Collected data
[BEGIN]
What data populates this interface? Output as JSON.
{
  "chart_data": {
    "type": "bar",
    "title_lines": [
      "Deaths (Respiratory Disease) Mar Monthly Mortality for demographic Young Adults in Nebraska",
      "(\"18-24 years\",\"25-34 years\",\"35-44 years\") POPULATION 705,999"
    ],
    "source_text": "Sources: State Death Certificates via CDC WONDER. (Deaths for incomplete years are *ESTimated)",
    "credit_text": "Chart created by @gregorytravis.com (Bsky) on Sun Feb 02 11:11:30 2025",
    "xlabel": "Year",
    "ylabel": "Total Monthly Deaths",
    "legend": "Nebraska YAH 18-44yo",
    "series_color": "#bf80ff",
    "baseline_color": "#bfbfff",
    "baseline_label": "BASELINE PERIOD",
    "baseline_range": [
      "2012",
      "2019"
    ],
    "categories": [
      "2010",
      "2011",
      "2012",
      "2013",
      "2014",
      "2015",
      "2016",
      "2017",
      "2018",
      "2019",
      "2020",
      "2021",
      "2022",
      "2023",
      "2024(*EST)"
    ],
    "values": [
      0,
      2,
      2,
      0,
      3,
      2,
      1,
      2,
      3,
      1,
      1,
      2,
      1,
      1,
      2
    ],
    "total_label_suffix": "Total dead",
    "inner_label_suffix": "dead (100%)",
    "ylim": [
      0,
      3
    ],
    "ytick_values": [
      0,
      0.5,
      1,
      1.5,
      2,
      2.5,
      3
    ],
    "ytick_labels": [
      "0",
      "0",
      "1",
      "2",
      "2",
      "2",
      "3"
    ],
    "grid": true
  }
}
[END]
_Exercise requirements_
Recopy the entries above exactly, with every line included.

_Response_
What data populates this interface? Output as JSON.
{
  "chart_data": {
    "type": "bar",
    "title_lines": [
      "Deaths (Respiratory Disease) Mar Monthly Mortality for demographic Young Adults in Nebraska",
      "(\"18-24 years\",\"25-34 years\",\"35-44 years\") POPULATION 705,999"
    ],
    "source_text": "Sources: State Death Certificates via CDC WONDER. (Deaths for incomplete years are *ESTimated)",
    "credit_text": "Chart created by @gregorytravis.com (Bsky) on Sun Feb 02 11:11:30 2025",
    "xlabel": "Year",
    "ylabel": "Total Monthly Deaths",
    "legend": "Nebraska YAH 18-44yo",
    "series_color": "#bf80ff",
    "baseline_color": "#bfbfff",
    "baseline_label": "BASELINE PERIOD",
    "baseline_range": [
      "2012",
      "2019"
    ],
    "categories": [
      "2010",
      "2011",
      "2012",
      "2013",
      "2014",
      "2015",
      "2016",
      "2017",
      "2018",
      "2019",
      "2020",
      "2021",
      "2022",
      "2023",
      "2024(*EST)"
    ],
    "values": [
      0,
      2,
      2,
      0,
      3,
      2,
      1,
      2,
      3,
      1,
      1,
      2,
      1,
      1,
      2
    ],
    "total_label_suffix": "Total dead",
    "inner_label_suffix": "dead (100%)",
    "ylim": [
      0,
      3
    ],
    "ytick_values": [
      0,
      0.5,
      1,
      1.5,
      2,
      2.5,
      3
    ],
    "ytick_labels": [
      "0",
      "0",
      "1",
      "2",
      "2",
      "2",
      "3"
    ],
    "grid": true
  }
}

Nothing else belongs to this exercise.